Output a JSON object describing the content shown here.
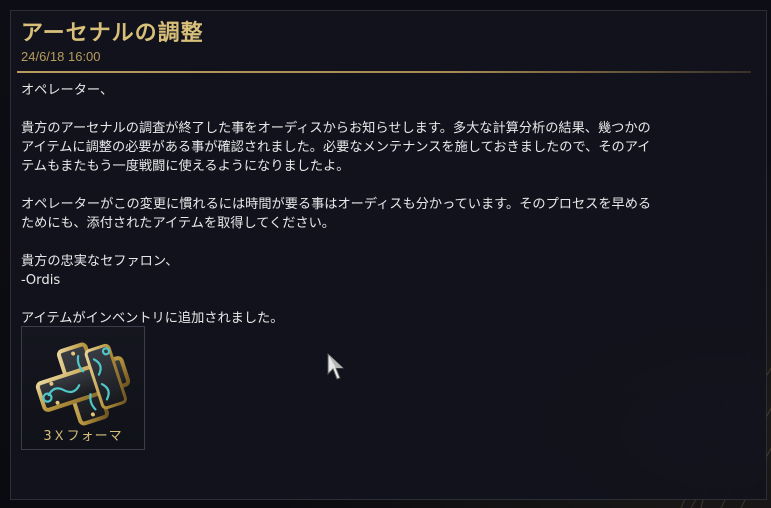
{
  "message": {
    "title": "アーセナルの調整",
    "timestamp": "24/6/18 16:00",
    "paragraphs": [
      "オペレーター、",
      "貴方のアーセナルの調査が終了した事をオーディスからお知らせします。多大な計算分析の結果、幾つかの\nアイテムに調整の必要がある事が確認されました。必要なメンテナンスを施しておきましたので、そのアイ\nテムもまたもう一度戦闘に使えるようになりましたよ。",
      "オペレーターがこの変更に慣れるには時間が要る事はオーディスも分かっています。そのプロセスを早める\nためにも、添付されたアイテムを取得してください。",
      "貴方の忠実なセファロン、\n-Ordis",
      "アイテムがインベントリに追加されました。"
    ]
  },
  "attachment": {
    "icon": "forma-icon",
    "label": "3Ｘフォーマ"
  },
  "colors": {
    "title_gold": "#d8bf7a",
    "divider_gold": "#b89c5e",
    "body_text": "#e8e8ea",
    "panel_bg": "#12131c",
    "forma_teal": "#4fc7c9"
  }
}
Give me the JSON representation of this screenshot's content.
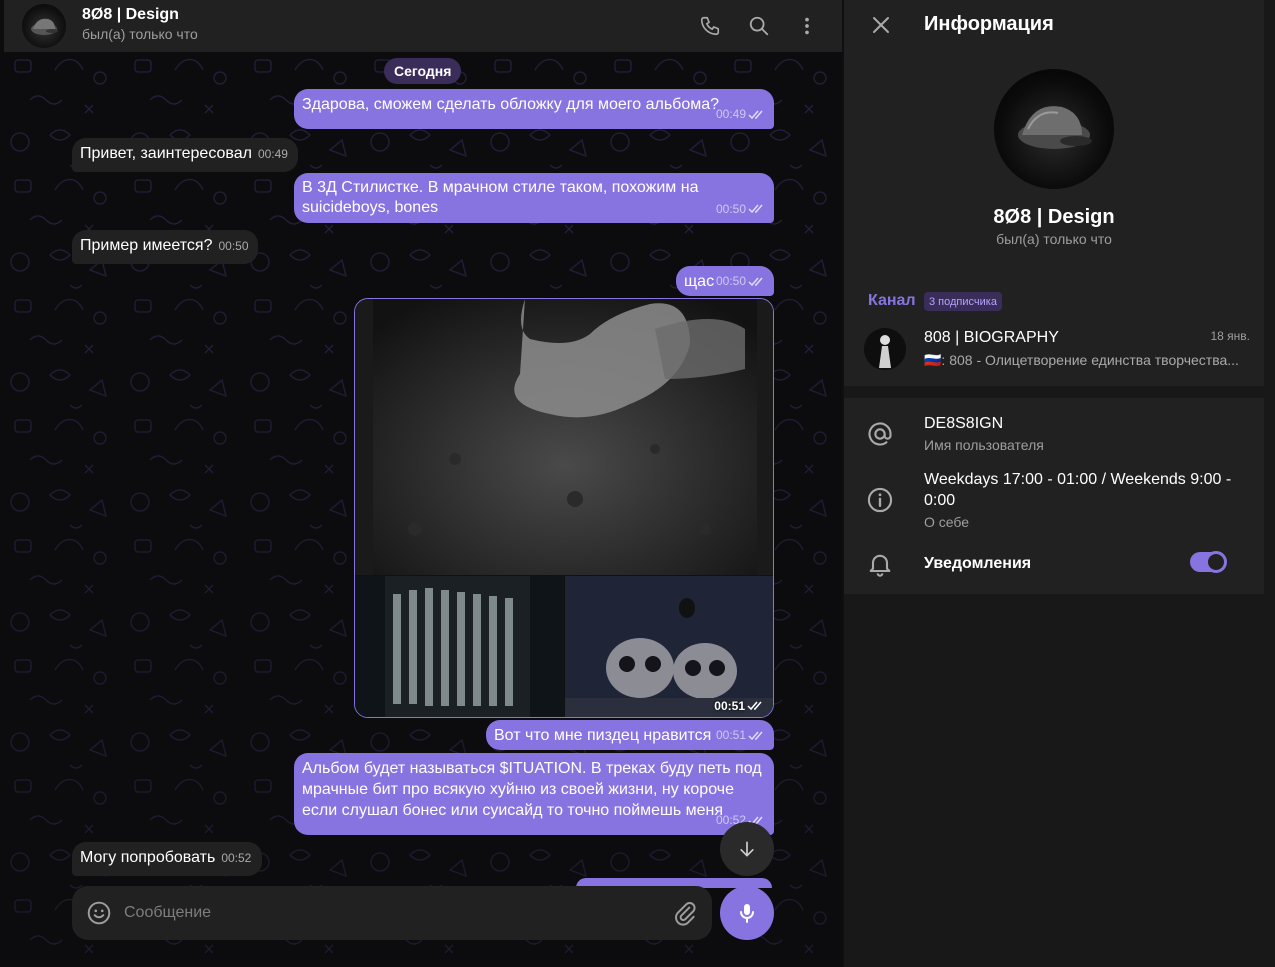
####################
§ **PROBLEM DESCRIPTION**: Copy out each line of the records that holds the string "content".

§ **TASK OUTPUT**:
Output a JSON object describing the content shown here.
Give me the JSON representation of this screenshot's content.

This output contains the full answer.